──────── Given entries ────────

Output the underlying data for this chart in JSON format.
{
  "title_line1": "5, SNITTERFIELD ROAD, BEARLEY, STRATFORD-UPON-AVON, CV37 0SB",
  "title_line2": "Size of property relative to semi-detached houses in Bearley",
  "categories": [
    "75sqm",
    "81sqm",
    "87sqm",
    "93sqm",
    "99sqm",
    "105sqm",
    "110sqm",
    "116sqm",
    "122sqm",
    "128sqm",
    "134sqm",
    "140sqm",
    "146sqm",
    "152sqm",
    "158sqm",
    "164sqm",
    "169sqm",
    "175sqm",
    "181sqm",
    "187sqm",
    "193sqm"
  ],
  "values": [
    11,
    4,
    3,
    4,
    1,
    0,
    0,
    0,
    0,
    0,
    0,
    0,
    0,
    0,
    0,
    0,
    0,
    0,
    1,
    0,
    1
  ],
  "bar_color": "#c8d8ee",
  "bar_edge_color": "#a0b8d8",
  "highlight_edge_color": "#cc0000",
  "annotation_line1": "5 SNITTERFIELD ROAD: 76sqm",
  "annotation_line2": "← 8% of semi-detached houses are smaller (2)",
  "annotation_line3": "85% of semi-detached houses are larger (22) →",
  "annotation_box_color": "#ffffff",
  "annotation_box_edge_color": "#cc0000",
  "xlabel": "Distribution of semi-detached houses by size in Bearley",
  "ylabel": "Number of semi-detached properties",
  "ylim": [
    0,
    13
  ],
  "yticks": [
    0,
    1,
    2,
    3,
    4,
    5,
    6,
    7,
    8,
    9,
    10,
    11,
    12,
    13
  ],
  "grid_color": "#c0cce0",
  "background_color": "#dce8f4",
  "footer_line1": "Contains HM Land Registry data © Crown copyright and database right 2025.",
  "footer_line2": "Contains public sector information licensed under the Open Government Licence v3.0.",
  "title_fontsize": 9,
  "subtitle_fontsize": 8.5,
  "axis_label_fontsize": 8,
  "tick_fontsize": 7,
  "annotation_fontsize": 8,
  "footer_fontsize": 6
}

────────

Problem to work on: Consider the entries above and return each line with the string "detached".

Solution below:
  "title_line2": "Size of property relative to semi-detached houses in Bearley",
  "annotation_line2": "← 8% of semi-detached houses are smaller (2)",
  "annotation_line3": "85% of semi-detached houses are larger (22) →",
  "xlabel": "Distribution of semi-detached houses by size in Bearley",
  "ylabel": "Number of semi-detached properties",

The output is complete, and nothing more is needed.